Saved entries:
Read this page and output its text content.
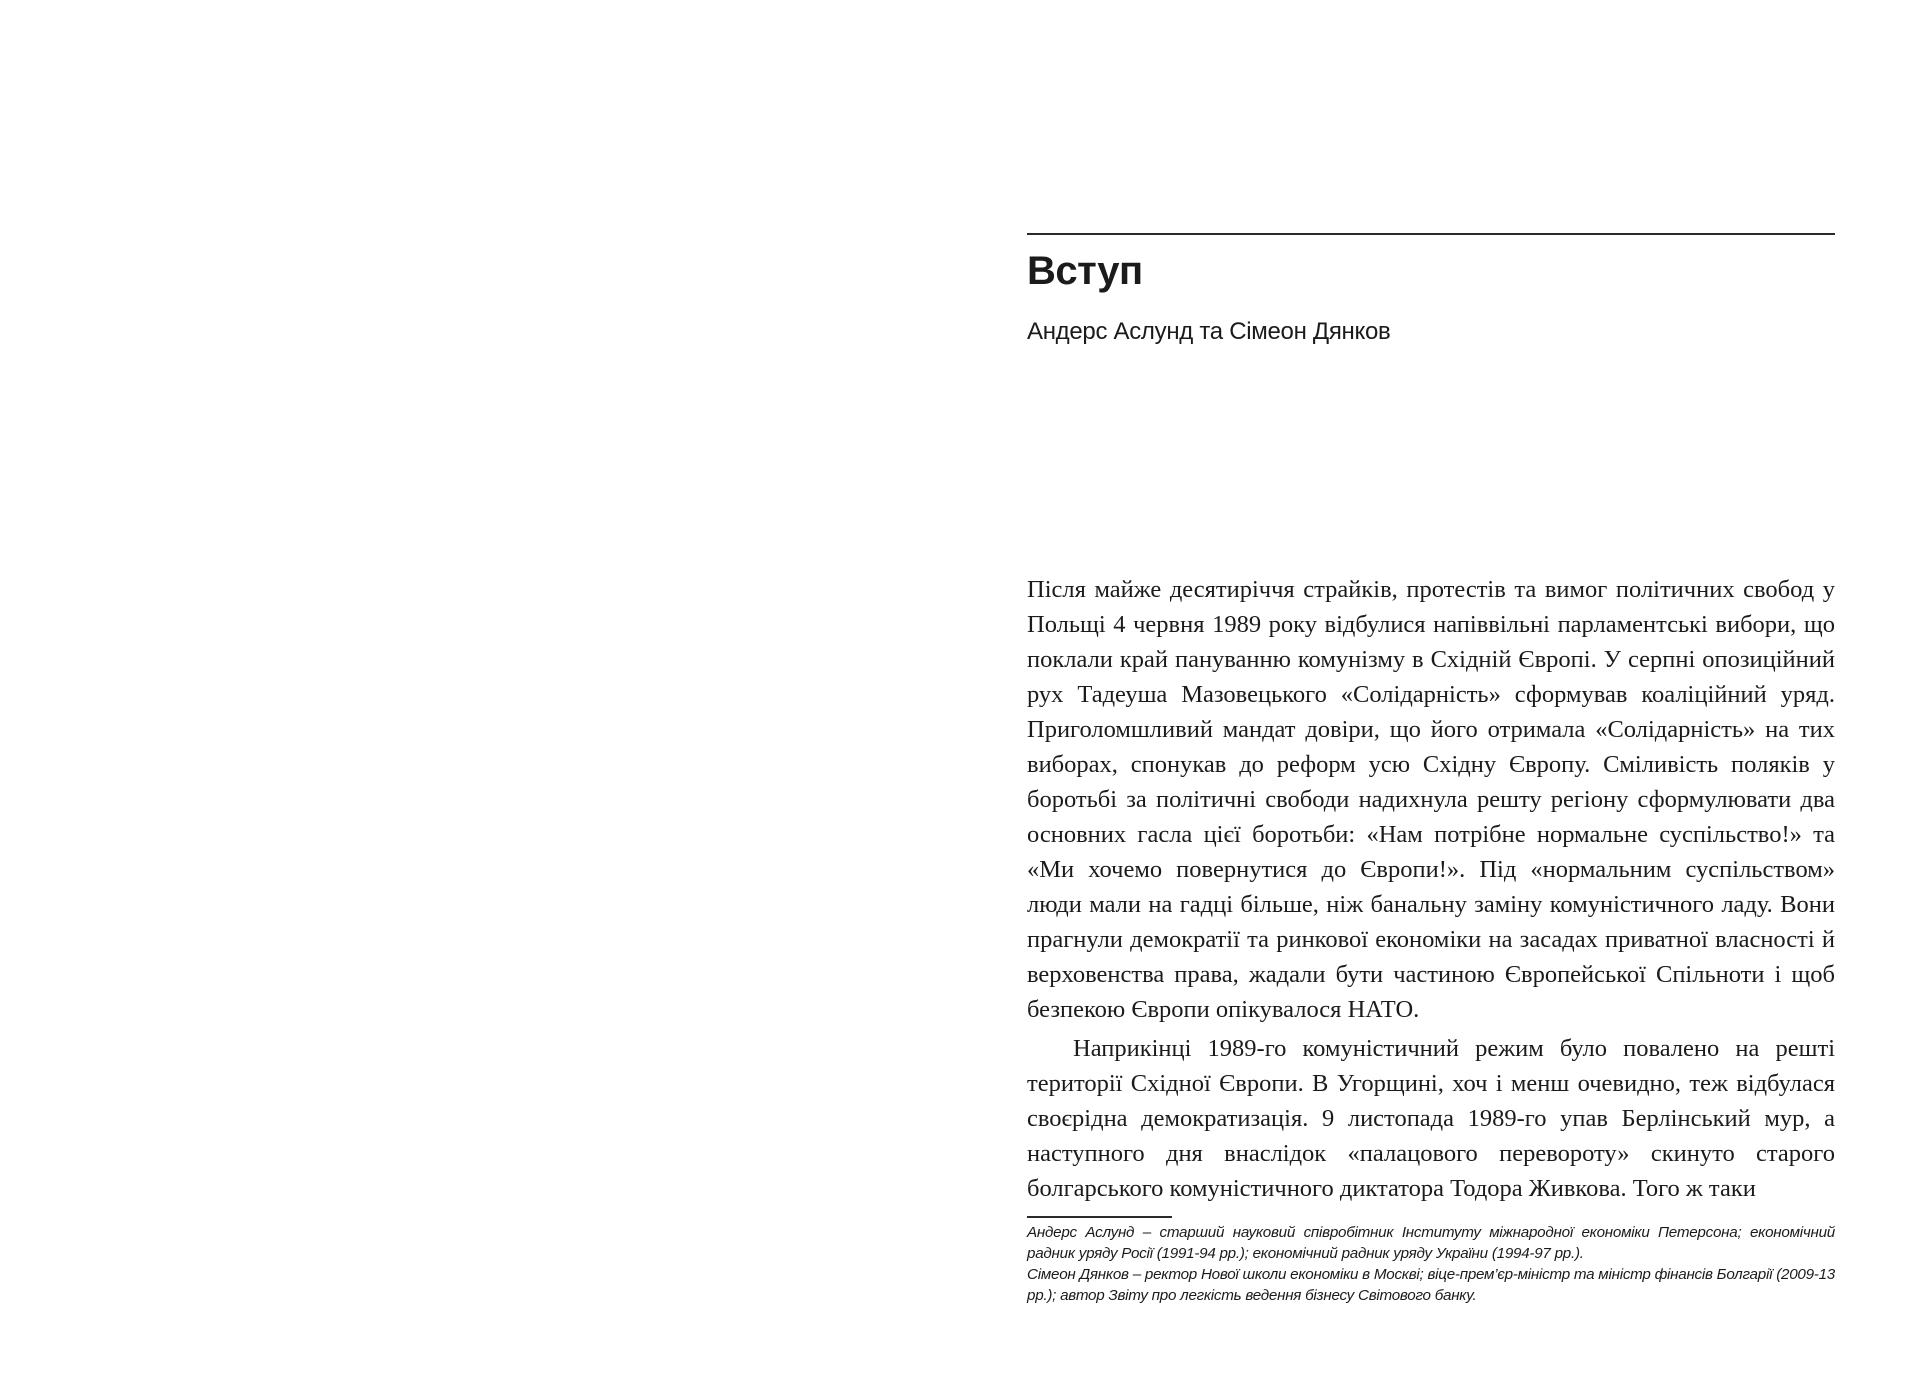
Вступ
Андерс Аслунд та Сімеон Дянков

Після майже десятиріччя страйків, протестів та вимог політичних свобод у Польщі 4 червня 1989 року відбулися напіввільні парламентські вибори, що поклали край пануванню комунізму в Східній Європі. У серпні опозиційний рух Тадеуша Мазовецького «Солідарність» сформував коаліційний уряд. Приголомшливий мандат довіри, що його отримала «Солідарність» на тих виборах, спонукав до реформ усю Східну Європу. Сміливість поляків у боротьбі за політичні свободи надихнула решту регіону сформулювати два основних гасла цієї боротьби: «Нам потрібне нормальне суспільство!» та «Ми хочемо повернутися до Європи!». Під «нормальним суспільством» люди мали на гадці більше, ніж банальну заміну комуністичного ладу. Вони прагнули демократії та ринкової економіки на засадах приватної власності й верховенства права, жадали бути частиною Європейської Спільноти і щоб безпекою Європи опікувалося НАТО.

Наприкінці 1989-го комуністичний режим було повалено на решті території Східної Європи. В Угорщині, хоч і менш очевидно, теж відбулася своєрідна демократизація. 9 листопада 1989-го упав Берлінський мур, а наступного дня внаслідок «палацового перевороту» скинуто старого болгарського комуністичного диктатора Тодора Живкова. Того ж таки

Андерс Аслунд – старший науковий співробітник Інституту міжнародної економіки Петерсона; економічний радник уряду Росії (1991-94 рр.); економічний радник уряду України (1994-97 рр.).

Сімеон Дянков – ректор Нової школи економіки в Москві; віце-прем’єр-міністр та міністр фінансів Болгарії (2009-13 рр.); автор Звіту про легкість ведення бізнесу Світового банку.
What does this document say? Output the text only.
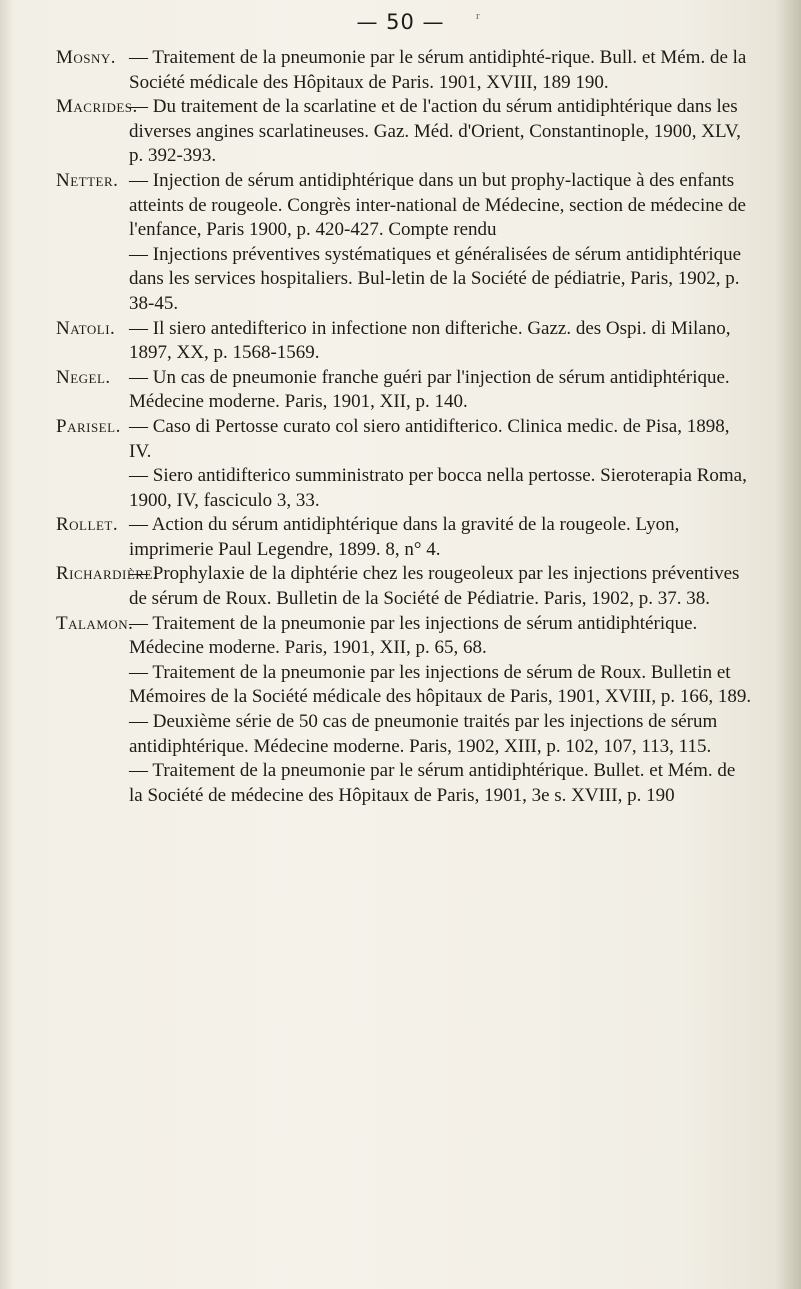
r
— 50 —

Mosny. — Traitement de la pneumonie par le sérum antidiphté-rique. Bull. et Mém. de la Société médicale des Hôpitaux de Paris. 1901, XVIII, 189 190.

Macrides.
— Du traitement de la scarlatine et de l'action du sérum antidiphtérique dans les diverses angines scarlatineuses. Gaz. Méd. d'Orient, Constantinople, 1900, XLV, p. 392-393.

Netter. — Injection de sérum antidiphtérique dans un but prophy-lactique à des enfants atteints de rougeole. Congrès inter-national de Médecine, section de médecine de l'enfance, Paris 1900, p. 420-427. Compte rendu

— Injections préventives systématiques et généralisées de sérum antidiphtérique dans les services hospitaliers. Bul-letin de la Société de pédiatrie, Paris, 1902, p. 38-45.

Natoli. — Il siero antedifterico in infectione non difteriche. Gazz. des Ospi. di Milano, 1897, XX, p. 1568-1569.

Negel. — Un cas de pneumonie franche guéri par l'injection de sérum antidiphtérique. Médecine moderne. Paris, 1901, XII, p. 140.

Parisel. — Caso di Pertosse curato col siero antidifterico. Clinica medic. de Pisa, 1898, IV.

— Siero antidifterico sumministrato per bocca nella pertosse. Sieroterapia Roma, 1900, IV, fasciculo 3, 33.

Rollet. — Action du sérum antidiphtérique dans la gravité de la rougeole. Lyon, imprimerie Paul Legendre, 1899. 8, n° 4.

Richardière.
— Prophylaxie de la diphtérie chez les rougeoleux par les injections préventives de sérum de Roux. Bulletin de la Société de Pédiatrie. Paris, 1902, p. 37. 38.

Talamon.
— Traitement de la pneumonie par les injections de sérum antidiphtérique. Médecine moderne. Paris, 1901, XII, p. 65, 68.

— Traitement de la pneumonie par les injections de sérum de Roux. Bulletin et Mémoires de la Société médicale des hôpitaux de Paris, 1901, XVIII, p. 166, 189.

— Deuxième série de 50 cas de pneumonie traités par les injections de sérum antidiphtérique. Médecine moderne. Paris, 1902, XIII, p. 102, 107, 113, 115.

— Traitement de la pneumonie par le sérum antidiphtérique. Bullet. et Mém. de la Société de médecine des Hôpitaux de Paris, 1901, 3e s. XVIII, p. 190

What you have to do:
Each line above is to be copied verbatim. Drop any image from the copy.

Solved problem:
Read this page and output its text content.
Вступ
Андерс Аслунд та Сімеон Дянков

Після майже десятиріччя страйків, протестів та вимог політичних свобод у Польщі 4 червня 1989 року відбулися напіввільні парламентські вибори, що поклали край пануванню комунізму в Східній Європі. У серпні опозиційний рух Тадеуша Мазовецького «Солідарність» сформував коаліційний уряд. Приголомшливий мандат довіри, що його отримала «Солідарність» на тих виборах, спонукав до реформ усю Східну Європу. Сміливість поляків у боротьбі за політичні свободи надихнула решту регіону сформулювати два основних гасла цієї боротьби: «Нам потрібне нормальне суспільство!» та «Ми хочемо повернутися до Європи!». Під «нормальним суспільством» люди мали на гадці більше, ніж банальну заміну комуністичного ладу. Вони прагнули демократії та ринкової економіки на засадах приватної власності й верховенства права, жадали бути частиною Європейської Спільноти і щоб безпекою Європи опікувалося НАТО.

Наприкінці 1989-го комуністичний режим було повалено на решті території Східної Європи. В Угорщині, хоч і менш очевидно, теж відбулася своєрідна демократизація. 9 листопада 1989-го упав Берлінський мур, а наступного дня внаслідок «палацового перевороту» скинуто старого болгарського комуністичного диктатора Тодора Живкова. Того ж таки

Андерс Аслунд – старший науковий співробітник Інституту міжнародної економіки Петерсона; економічний радник уряду Росії (1991-94 рр.); економічний радник уряду України (1994-97 рр.).

Сімеон Дянков – ректор Нової школи економіки в Москві; віце-прем’єр-міністр та міністр фінансів Болгарії (2009-13 рр.); автор Звіту про легкість ведення бізнесу Світового банку.
What does this document say? Output the text only.
r
— 50 —

Mosny. — Traitement de la pneumonie par le sérum antidiphté-rique. Bull. et Mém. de la Société médicale des Hôpitaux de Paris. 1901, XVIII, 189 190.

Macrides.
— Du traitement de la scarlatine et de l'action du sérum antidiphtérique dans les diverses angines scarlatineuses. Gaz. Méd. d'Orient, Constantinople, 1900, XLV, p. 392-393.

Netter. — Injection de sérum antidiphtérique dans un but prophy-lactique à des enfants atteints de rougeole. Congrès inter-national de Médecine, section de médecine de l'enfance, Paris 1900, p. 420-427. Compte rendu

— Injections préventives systématiques et généralisées de sérum antidiphtérique dans les services hospitaliers. Bul-letin de la Société de pédiatrie, Paris, 1902, p. 38-45.

Natoli. — Il siero antedifterico in infectione non difteriche. Gazz. des Ospi. di Milano, 1897, XX, p. 1568-1569.

Negel. — Un cas de pneumonie franche guéri par l'injection de sérum antidiphtérique. Médecine moderne. Paris, 1901, XII, p. 140.

Parisel. — Caso di Pertosse curato col siero antidifterico. Clinica medic. de Pisa, 1898, IV.

— Siero antidifterico sumministrato per bocca nella pertosse. Sieroterapia Roma, 1900, IV, fasciculo 3, 33.

Rollet. — Action du sérum antidiphtérique dans la gravité de la rougeole. Lyon, imprimerie Paul Legendre, 1899. 8, n° 4.

Richardière.
— Prophylaxie de la diphtérie chez les rougeoleux par les injections préventives de sérum de Roux. Bulletin de la Société de Pédiatrie. Paris, 1902, p. 37. 38.

Talamon.
— Traitement de la pneumonie par les injections de sérum antidiphtérique. Médecine moderne. Paris, 1901, XII, p. 65, 68.

— Traitement de la pneumonie par les injections de sérum de Roux. Bulletin et Mémoires de la Société médicale des hôpitaux de Paris, 1901, XVIII, p. 166, 189.

— Deuxième série de 50 cas de pneumonie traités par les injections de sérum antidiphtérique. Médecine moderne. Paris, 1902, XIII, p. 102, 107, 113, 115.

— Traitement de la pneumonie par le sérum antidiphtérique. Bullet. et Mém. de la Société de médecine des Hôpitaux de Paris, 1901, 3e s. XVIII, p. 190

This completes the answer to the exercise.